#### Work to be completed
Restate each line word for word. Leave out every picture.

******

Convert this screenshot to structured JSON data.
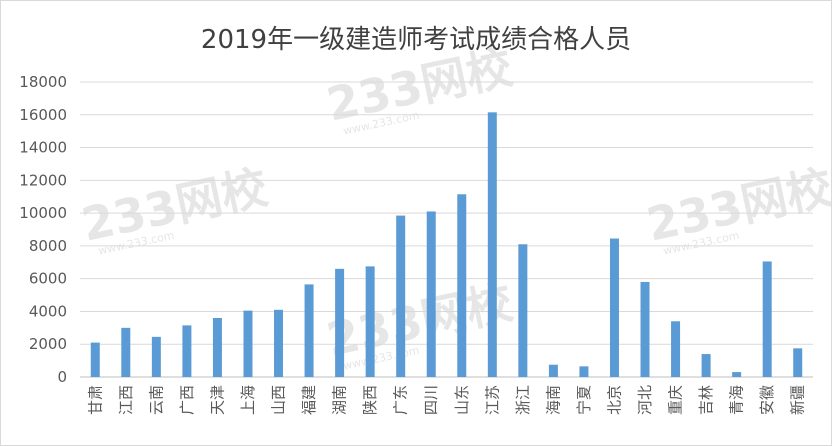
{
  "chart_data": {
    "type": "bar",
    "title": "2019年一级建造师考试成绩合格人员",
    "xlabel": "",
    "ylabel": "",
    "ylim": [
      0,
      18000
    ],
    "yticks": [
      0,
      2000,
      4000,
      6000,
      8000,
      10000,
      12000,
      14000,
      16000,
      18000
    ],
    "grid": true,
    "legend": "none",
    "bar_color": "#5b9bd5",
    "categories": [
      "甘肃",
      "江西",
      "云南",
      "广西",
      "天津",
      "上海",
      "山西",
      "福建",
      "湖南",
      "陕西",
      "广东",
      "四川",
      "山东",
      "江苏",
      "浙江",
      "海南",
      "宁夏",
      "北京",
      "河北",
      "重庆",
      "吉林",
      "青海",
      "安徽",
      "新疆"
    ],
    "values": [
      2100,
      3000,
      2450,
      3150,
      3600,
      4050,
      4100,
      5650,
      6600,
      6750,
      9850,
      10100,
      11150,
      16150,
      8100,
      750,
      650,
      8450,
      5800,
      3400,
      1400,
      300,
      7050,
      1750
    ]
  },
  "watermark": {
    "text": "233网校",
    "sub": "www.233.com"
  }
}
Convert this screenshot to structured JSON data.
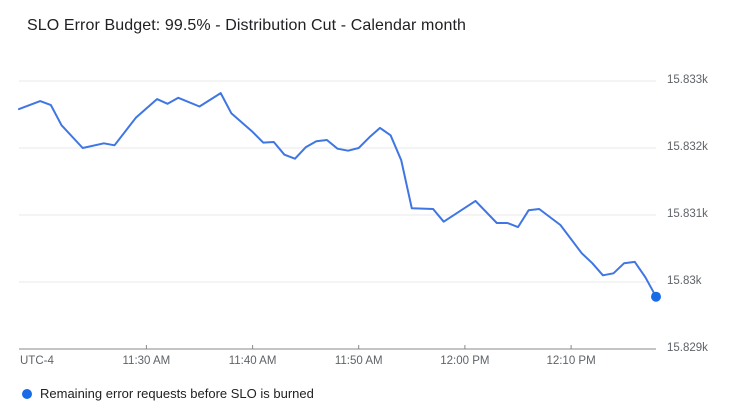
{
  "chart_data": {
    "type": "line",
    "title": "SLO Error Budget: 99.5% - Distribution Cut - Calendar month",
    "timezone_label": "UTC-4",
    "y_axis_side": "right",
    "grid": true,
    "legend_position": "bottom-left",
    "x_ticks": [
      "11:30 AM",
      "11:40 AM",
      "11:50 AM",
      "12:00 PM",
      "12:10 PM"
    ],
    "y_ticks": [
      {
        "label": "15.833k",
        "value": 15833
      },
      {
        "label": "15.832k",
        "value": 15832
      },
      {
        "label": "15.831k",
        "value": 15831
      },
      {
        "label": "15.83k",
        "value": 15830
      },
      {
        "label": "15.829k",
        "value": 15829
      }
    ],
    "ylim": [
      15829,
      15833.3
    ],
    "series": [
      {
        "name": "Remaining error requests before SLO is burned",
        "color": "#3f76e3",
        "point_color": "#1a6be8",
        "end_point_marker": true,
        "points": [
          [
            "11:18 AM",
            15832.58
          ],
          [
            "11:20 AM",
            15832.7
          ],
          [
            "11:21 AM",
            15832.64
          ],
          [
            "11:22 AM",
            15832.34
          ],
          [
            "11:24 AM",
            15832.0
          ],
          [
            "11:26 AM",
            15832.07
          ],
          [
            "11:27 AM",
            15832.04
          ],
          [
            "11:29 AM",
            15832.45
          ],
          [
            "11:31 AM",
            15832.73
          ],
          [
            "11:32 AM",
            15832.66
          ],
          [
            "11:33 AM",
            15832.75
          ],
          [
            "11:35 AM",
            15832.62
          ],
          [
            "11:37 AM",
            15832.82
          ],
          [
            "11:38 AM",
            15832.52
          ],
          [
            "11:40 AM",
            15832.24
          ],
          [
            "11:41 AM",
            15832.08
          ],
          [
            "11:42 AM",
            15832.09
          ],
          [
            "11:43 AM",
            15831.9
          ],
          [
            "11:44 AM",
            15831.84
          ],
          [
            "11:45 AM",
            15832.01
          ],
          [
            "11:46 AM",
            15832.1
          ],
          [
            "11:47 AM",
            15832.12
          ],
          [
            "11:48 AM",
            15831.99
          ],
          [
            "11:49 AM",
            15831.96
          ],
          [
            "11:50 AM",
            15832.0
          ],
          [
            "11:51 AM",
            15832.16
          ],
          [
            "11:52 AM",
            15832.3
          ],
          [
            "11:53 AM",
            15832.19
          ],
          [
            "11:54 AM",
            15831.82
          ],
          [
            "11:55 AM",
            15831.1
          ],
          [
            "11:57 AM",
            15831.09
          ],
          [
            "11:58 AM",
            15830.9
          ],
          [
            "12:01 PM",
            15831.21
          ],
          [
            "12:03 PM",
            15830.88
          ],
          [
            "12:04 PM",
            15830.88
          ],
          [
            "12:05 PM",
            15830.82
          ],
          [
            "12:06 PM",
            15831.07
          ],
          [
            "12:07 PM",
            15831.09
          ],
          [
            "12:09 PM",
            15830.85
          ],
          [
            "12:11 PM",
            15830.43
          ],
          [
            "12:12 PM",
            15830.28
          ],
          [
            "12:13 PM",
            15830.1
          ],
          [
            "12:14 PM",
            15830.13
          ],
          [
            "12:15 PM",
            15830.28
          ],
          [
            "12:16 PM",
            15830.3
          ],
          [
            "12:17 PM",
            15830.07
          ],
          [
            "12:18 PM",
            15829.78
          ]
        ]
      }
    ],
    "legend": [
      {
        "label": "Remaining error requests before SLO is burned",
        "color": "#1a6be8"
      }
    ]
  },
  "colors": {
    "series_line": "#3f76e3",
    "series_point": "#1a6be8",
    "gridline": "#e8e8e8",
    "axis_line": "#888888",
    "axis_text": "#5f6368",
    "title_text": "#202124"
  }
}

******

#### Exercise result
Convert this screenshot to structured JSON data.
{
  "chart_data": {
    "type": "bar",
    "title": "2019年一级建造师考试成绩合格人员",
    "xlabel": "",
    "ylabel": "",
    "ylim": [
      0,
      18000
    ],
    "yticks": [
      0,
      2000,
      4000,
      6000,
      8000,
      10000,
      12000,
      14000,
      16000,
      18000
    ],
    "grid": true,
    "legend": "none",
    "bar_color": "#5b9bd5",
    "categories": [
      "甘肃",
      "江西",
      "云南",
      "广西",
      "天津",
      "上海",
      "山西",
      "福建",
      "湖南",
      "陕西",
      "广东",
      "四川",
      "山东",
      "江苏",
      "浙江",
      "海南",
      "宁夏",
      "北京",
      "河北",
      "重庆",
      "吉林",
      "青海",
      "安徽",
      "新疆"
    ],
    "values": [
      2100,
      3000,
      2450,
      3150,
      3600,
      4050,
      4100,
      5650,
      6600,
      6750,
      9850,
      10100,
      11150,
      16150,
      8100,
      750,
      650,
      8450,
      5800,
      3400,
      1400,
      300,
      7050,
      1750
    ]
  },
  "watermark": {
    "text": "233网校",
    "sub": "www.233.com"
  }
}
Convert this screenshot to structured JSON data.
{
  "chart_data": {
    "type": "line",
    "title": "SLO Error Budget: 99.5% - Distribution Cut - Calendar month",
    "timezone_label": "UTC-4",
    "y_axis_side": "right",
    "grid": true,
    "legend_position": "bottom-left",
    "x_ticks": [
      "11:30 AM",
      "11:40 AM",
      "11:50 AM",
      "12:00 PM",
      "12:10 PM"
    ],
    "y_ticks": [
      {
        "label": "15.833k",
        "value": 15833
      },
      {
        "label": "15.832k",
        "value": 15832
      },
      {
        "label": "15.831k",
        "value": 15831
      },
      {
        "label": "15.83k",
        "value": 15830
      },
      {
        "label": "15.829k",
        "value": 15829
      }
    ],
    "ylim": [
      15829,
      15833.3
    ],
    "series": [
      {
        "name": "Remaining error requests before SLO is burned",
        "color": "#3f76e3",
        "point_color": "#1a6be8",
        "end_point_marker": true,
        "points": [
          [
            "11:18 AM",
            15832.58
          ],
          [
            "11:20 AM",
            15832.7
          ],
          [
            "11:21 AM",
            15832.64
          ],
          [
            "11:22 AM",
            15832.34
          ],
          [
            "11:24 AM",
            15832.0
          ],
          [
            "11:26 AM",
            15832.07
          ],
          [
            "11:27 AM",
            15832.04
          ],
          [
            "11:29 AM",
            15832.45
          ],
          [
            "11:31 AM",
            15832.73
          ],
          [
            "11:32 AM",
            15832.66
          ],
          [
            "11:33 AM",
            15832.75
          ],
          [
            "11:35 AM",
            15832.62
          ],
          [
            "11:37 AM",
            15832.82
          ],
          [
            "11:38 AM",
            15832.52
          ],
          [
            "11:40 AM",
            15832.24
          ],
          [
            "11:41 AM",
            15832.08
          ],
          [
            "11:42 AM",
            15832.09
          ],
          [
            "11:43 AM",
            15831.9
          ],
          [
            "11:44 AM",
            15831.84
          ],
          [
            "11:45 AM",
            15832.01
          ],
          [
            "11:46 AM",
            15832.1
          ],
          [
            "11:47 AM",
            15832.12
          ],
          [
            "11:48 AM",
            15831.99
          ],
          [
            "11:49 AM",
            15831.96
          ],
          [
            "11:50 AM",
            15832.0
          ],
          [
            "11:51 AM",
            15832.16
          ],
          [
            "11:52 AM",
            15832.3
          ],
          [
            "11:53 AM",
            15832.19
          ],
          [
            "11:54 AM",
            15831.82
          ],
          [
            "11:55 AM",
            15831.1
          ],
          [
            "11:57 AM",
            15831.09
          ],
          [
            "11:58 AM",
            15830.9
          ],
          [
            "12:01 PM",
            15831.21
          ],
          [
            "12:03 PM",
            15830.88
          ],
          [
            "12:04 PM",
            15830.88
          ],
          [
            "12:05 PM",
            15830.82
          ],
          [
            "12:06 PM",
            15831.07
          ],
          [
            "12:07 PM",
            15831.09
          ],
          [
            "12:09 PM",
            15830.85
          ],
          [
            "12:11 PM",
            15830.43
          ],
          [
            "12:12 PM",
            15830.28
          ],
          [
            "12:13 PM",
            15830.1
          ],
          [
            "12:14 PM",
            15830.13
          ],
          [
            "12:15 PM",
            15830.28
          ],
          [
            "12:16 PM",
            15830.3
          ],
          [
            "12:17 PM",
            15830.07
          ],
          [
            "12:18 PM",
            15829.78
          ]
        ]
      }
    ],
    "legend": [
      {
        "label": "Remaining error requests before SLO is burned",
        "color": "#1a6be8"
      }
    ]
  },
  "colors": {
    "series_line": "#3f76e3",
    "series_point": "#1a6be8",
    "gridline": "#e8e8e8",
    "axis_line": "#888888",
    "axis_text": "#5f6368",
    "title_text": "#202124"
  }
}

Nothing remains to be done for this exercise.